* [Data lines]
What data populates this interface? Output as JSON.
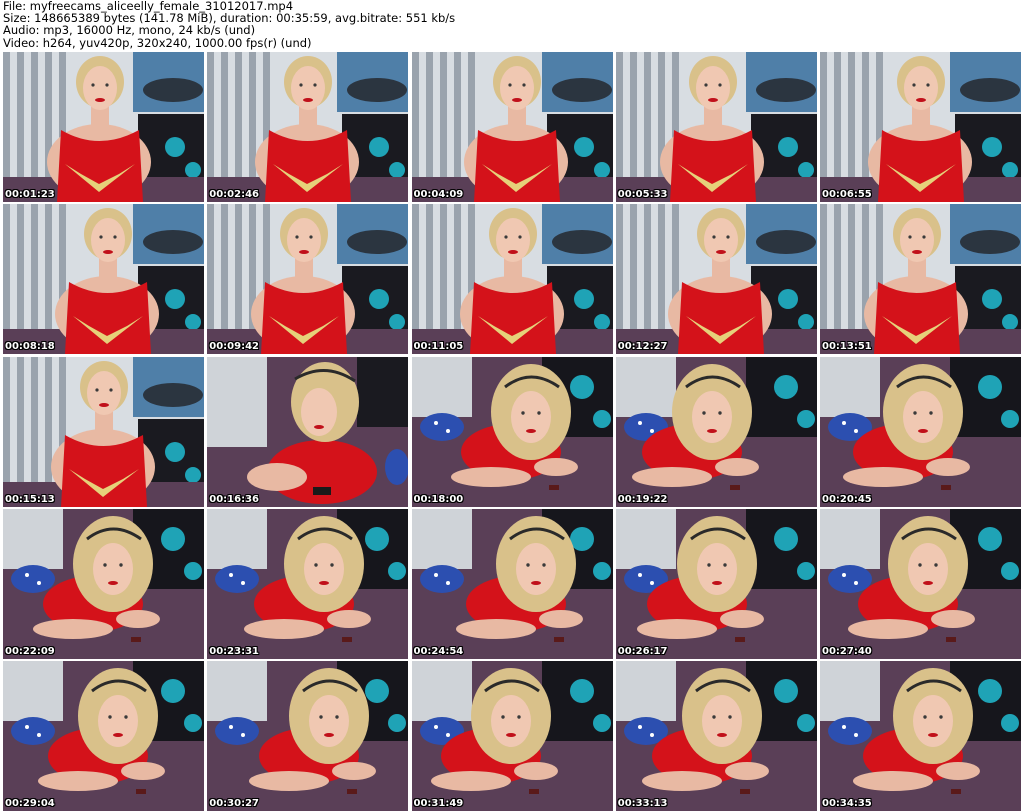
{
  "header": {
    "file_line": "File: myfreecams_aliceelly_female_31012017.mp4",
    "size_line": "Size: 148665389 bytes (141.78 MiB), duration: 00:35:59, avg.bitrate: 551 kb/s",
    "audio_line": "Audio: mp3, 16000 Hz, mono, 24 kb/s (und)",
    "video_line": "Video: h264, yuv420p, 320x240, 1000.00 fps(r) (und)"
  },
  "thumbnails": [
    {
      "timestamp": "00:01:23",
      "scene": "sitting"
    },
    {
      "timestamp": "00:02:46",
      "scene": "sitting"
    },
    {
      "timestamp": "00:04:09",
      "scene": "sitting"
    },
    {
      "timestamp": "00:05:33",
      "scene": "sitting"
    },
    {
      "timestamp": "00:06:55",
      "scene": "sitting"
    },
    {
      "timestamp": "00:08:18",
      "scene": "sitting"
    },
    {
      "timestamp": "00:09:42",
      "scene": "sitting"
    },
    {
      "timestamp": "00:11:05",
      "scene": "sitting"
    },
    {
      "timestamp": "00:12:27",
      "scene": "sitting"
    },
    {
      "timestamp": "00:13:51",
      "scene": "sitting"
    },
    {
      "timestamp": "00:15:13",
      "scene": "sitting"
    },
    {
      "timestamp": "00:16:36",
      "scene": "leaning"
    },
    {
      "timestamp": "00:18:00",
      "scene": "lying"
    },
    {
      "timestamp": "00:19:22",
      "scene": "lying"
    },
    {
      "timestamp": "00:20:45",
      "scene": "lying"
    },
    {
      "timestamp": "00:22:09",
      "scene": "lying"
    },
    {
      "timestamp": "00:23:31",
      "scene": "lying"
    },
    {
      "timestamp": "00:24:54",
      "scene": "lying"
    },
    {
      "timestamp": "00:26:17",
      "scene": "lying"
    },
    {
      "timestamp": "00:27:40",
      "scene": "lying"
    },
    {
      "timestamp": "00:29:04",
      "scene": "lying"
    },
    {
      "timestamp": "00:30:27",
      "scene": "lying"
    },
    {
      "timestamp": "00:31:49",
      "scene": "lying"
    },
    {
      "timestamp": "00:33:13",
      "scene": "lying"
    },
    {
      "timestamp": "00:34:35",
      "scene": "lying"
    }
  ]
}
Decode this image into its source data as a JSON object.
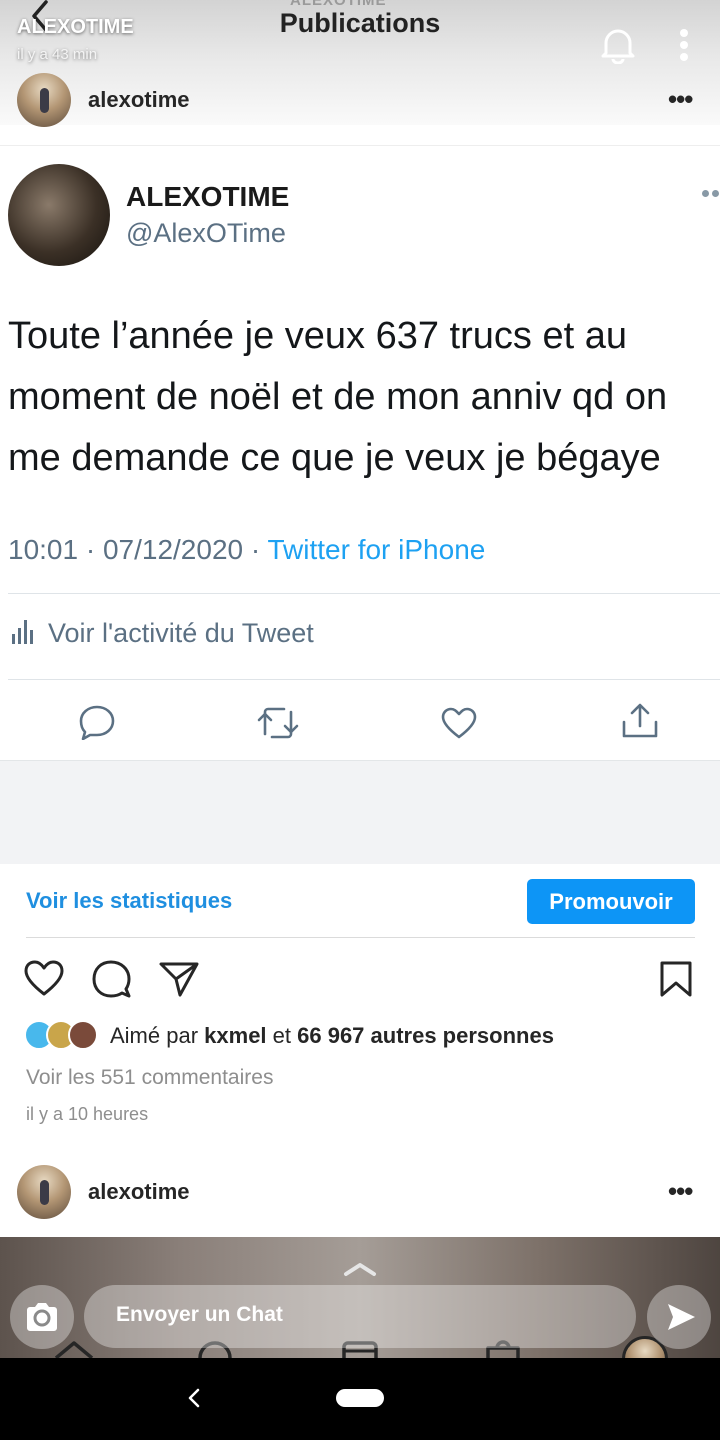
{
  "story": {
    "user": "ALEXOTIME",
    "time": "il y a 43 min"
  },
  "header": {
    "subtitle": "ALEXOTIME",
    "title": "Publications"
  },
  "post_top": {
    "username": "alexotime",
    "more": "•••"
  },
  "tweet": {
    "name": "ALEXOTIME",
    "handle": "@AlexOTime",
    "text": "Toute l’année je veux 637 trucs et au moment de noël et de mon anniv qd on me demande ce que je veux je bégaye",
    "time": "10:01 · 07/12/2020 · ",
    "source": "Twitter for iPhone",
    "activity": "Voir l'activité du Tweet"
  },
  "actions": {
    "stats": "Voir les statistiques",
    "promote": "Promouvoir"
  },
  "likes": {
    "prefix": "Aimé par ",
    "user": "kxmel",
    "middle": " et ",
    "count": "66 967 autres personnes"
  },
  "comments": "Voir les 551 commentaires",
  "posted_ago": "il y a 10 heures",
  "post_next": {
    "username": "alexotime",
    "more": "•••"
  },
  "chat": {
    "placeholder": "Envoyer un Chat"
  },
  "colors": {
    "twitter_blue": "#1da1f2",
    "ig_blue": "#0d95f6",
    "link_blue": "#1f8fe0"
  }
}
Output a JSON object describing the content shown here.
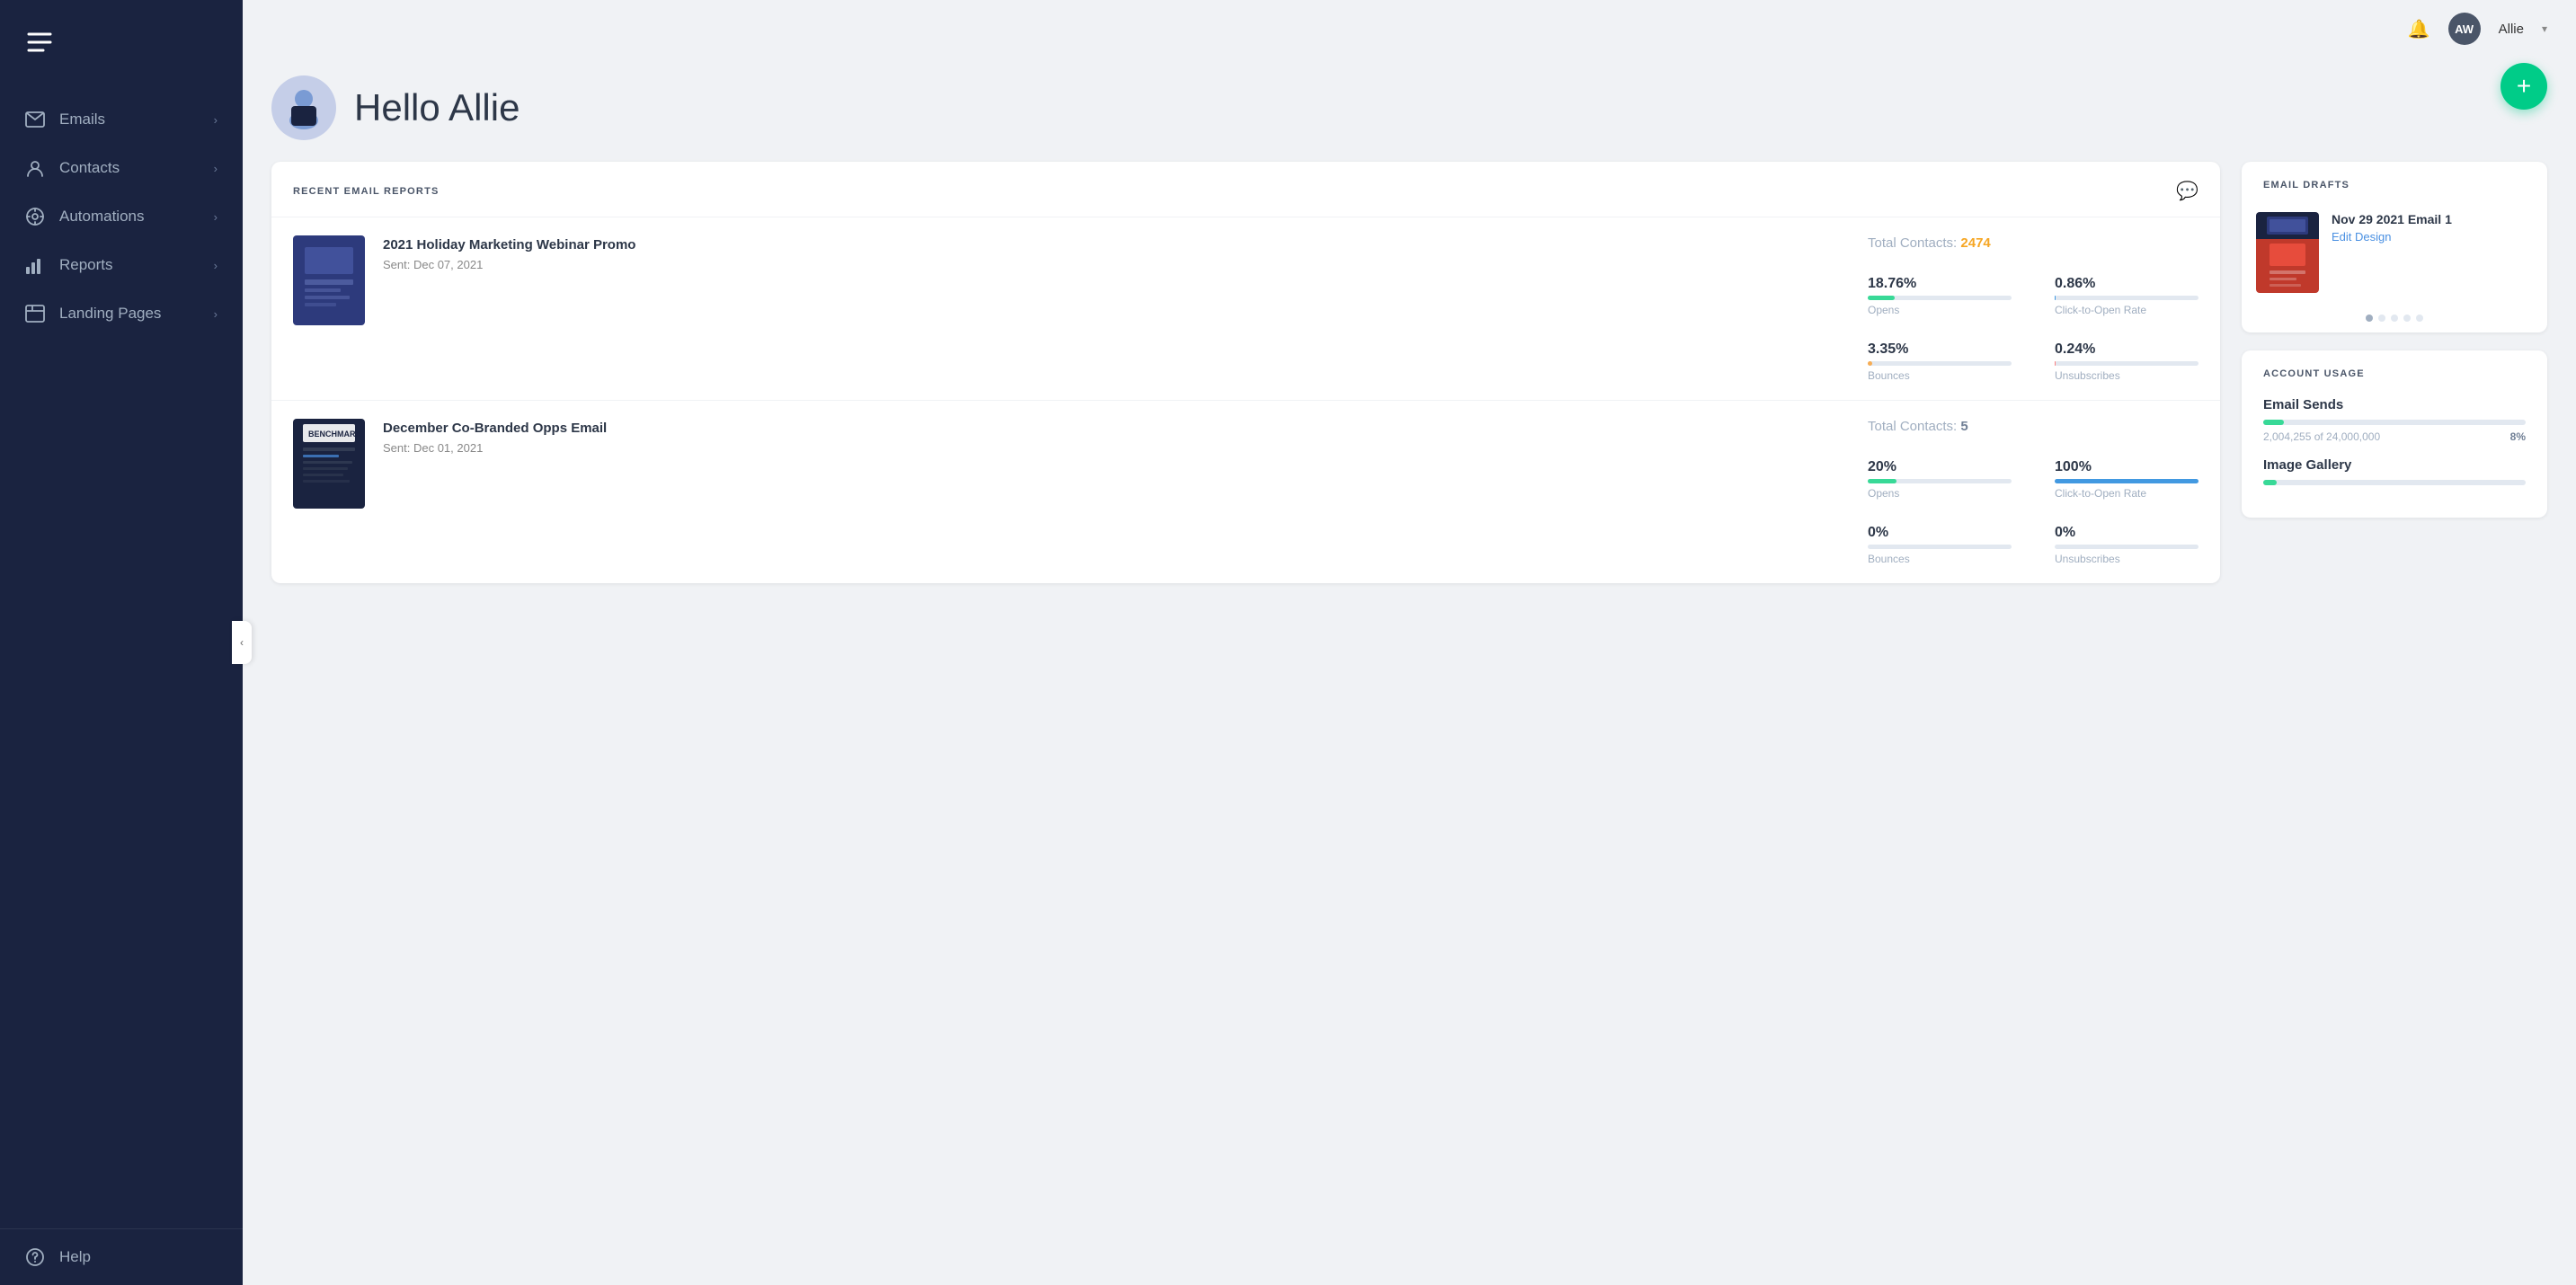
{
  "sidebar": {
    "items": [
      {
        "id": "emails",
        "label": "Emails",
        "icon": "email-icon"
      },
      {
        "id": "contacts",
        "label": "Contacts",
        "icon": "contacts-icon"
      },
      {
        "id": "automations",
        "label": "Automations",
        "icon": "automations-icon"
      },
      {
        "id": "reports",
        "label": "Reports",
        "icon": "reports-icon"
      },
      {
        "id": "landing-pages",
        "label": "Landing Pages",
        "icon": "landing-pages-icon"
      }
    ],
    "footer": {
      "help_label": "Help"
    }
  },
  "topbar": {
    "user_initials": "AW",
    "user_name": "Allie"
  },
  "header": {
    "greeting": "Hello Allie"
  },
  "fab": {
    "label": "+"
  },
  "recent_reports": {
    "title": "RECENT EMAIL REPORTS",
    "items": [
      {
        "name": "2021 Holiday Marketing Webinar Promo",
        "sent": "Sent: Dec 07, 2021",
        "total_contacts_label": "Total Contacts:",
        "total_contacts_value": "2474",
        "stats": [
          {
            "value": "18.76%",
            "label": "Opens",
            "pct": 18.76,
            "color": "green"
          },
          {
            "value": "0.86%",
            "label": "Click-to-Open Rate",
            "pct": 0.86,
            "color": "blue"
          },
          {
            "value": "3.35%",
            "label": "Bounces",
            "pct": 3.35,
            "color": "orange"
          },
          {
            "value": "0.24%",
            "label": "Unsubscribes",
            "pct": 0.24,
            "color": "red"
          }
        ]
      },
      {
        "name": "December Co-Branded Opps Email",
        "sent": "Sent: Dec 01, 2021",
        "total_contacts_label": "Total Contacts:",
        "total_contacts_value": "5",
        "stats": [
          {
            "value": "20%",
            "label": "Opens",
            "pct": 20,
            "color": "green"
          },
          {
            "value": "100%",
            "label": "Click-to-Open Rate",
            "pct": 100,
            "color": "blue"
          },
          {
            "value": "0%",
            "label": "Bounces",
            "pct": 0,
            "color": "orange"
          },
          {
            "value": "0%",
            "label": "Unsubscribes",
            "pct": 0,
            "color": "red"
          }
        ]
      }
    ]
  },
  "email_drafts": {
    "title": "EMAIL DRAFTS",
    "item": {
      "name": "Nov 29 2021 Email 1",
      "action": "Edit Design"
    },
    "dots": [
      true,
      false,
      false,
      false,
      false
    ]
  },
  "account_usage": {
    "title": "ACCOUNT USAGE",
    "sections": [
      {
        "label": "Email Sends",
        "used": "2,004,255",
        "total": "24,000,000",
        "pct_num": 8,
        "pct_label": "8%",
        "bar_pct": 8
      },
      {
        "label": "Image Gallery",
        "used": "",
        "total": "",
        "pct_num": 5,
        "pct_label": "",
        "bar_pct": 5
      }
    ]
  }
}
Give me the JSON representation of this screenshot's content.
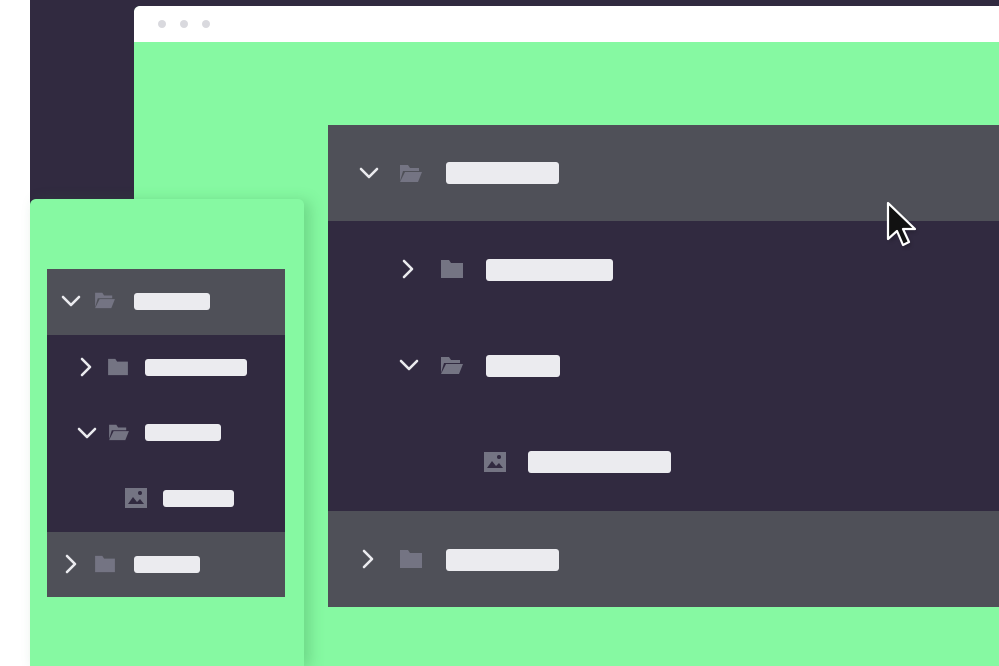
{
  "colors": {
    "green": "#86f9a2",
    "dark": "#312a40",
    "row_highlight": "#4f5058",
    "placeholder_bar": "#ebebef",
    "icon": "#747483"
  },
  "browser_window": {
    "traffic_light_icons": [
      "dot",
      "dot",
      "dot"
    ]
  },
  "large_tree": {
    "rows": [
      {
        "level": 0,
        "state": "expanded",
        "icon": "folder-open-icon",
        "highlighted": true
      },
      {
        "level": 1,
        "state": "collapsed",
        "icon": "folder-icon",
        "highlighted": false
      },
      {
        "level": 1,
        "state": "expanded",
        "icon": "folder-open-icon",
        "highlighted": false
      },
      {
        "level": 2,
        "state": "leaf",
        "icon": "image-file-icon",
        "highlighted": false
      },
      {
        "level": 0,
        "state": "collapsed",
        "icon": "folder-icon",
        "highlighted": true
      }
    ]
  },
  "small_tree": {
    "rows": [
      {
        "level": 0,
        "state": "expanded",
        "icon": "folder-open-icon",
        "highlighted": true
      },
      {
        "level": 1,
        "state": "collapsed",
        "icon": "folder-icon",
        "highlighted": false
      },
      {
        "level": 1,
        "state": "expanded",
        "icon": "folder-open-icon",
        "highlighted": false
      },
      {
        "level": 2,
        "state": "leaf",
        "icon": "image-file-icon",
        "highlighted": false
      },
      {
        "level": 0,
        "state": "collapsed",
        "icon": "folder-icon",
        "highlighted": true
      }
    ]
  },
  "cursor_icon": "arrow-pointer-icon"
}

* [Objective] Identify all lines in the records above with the word "Allie".

* [Task result]
    "user_name": "Allie"
    "greeting": "Hello Allie"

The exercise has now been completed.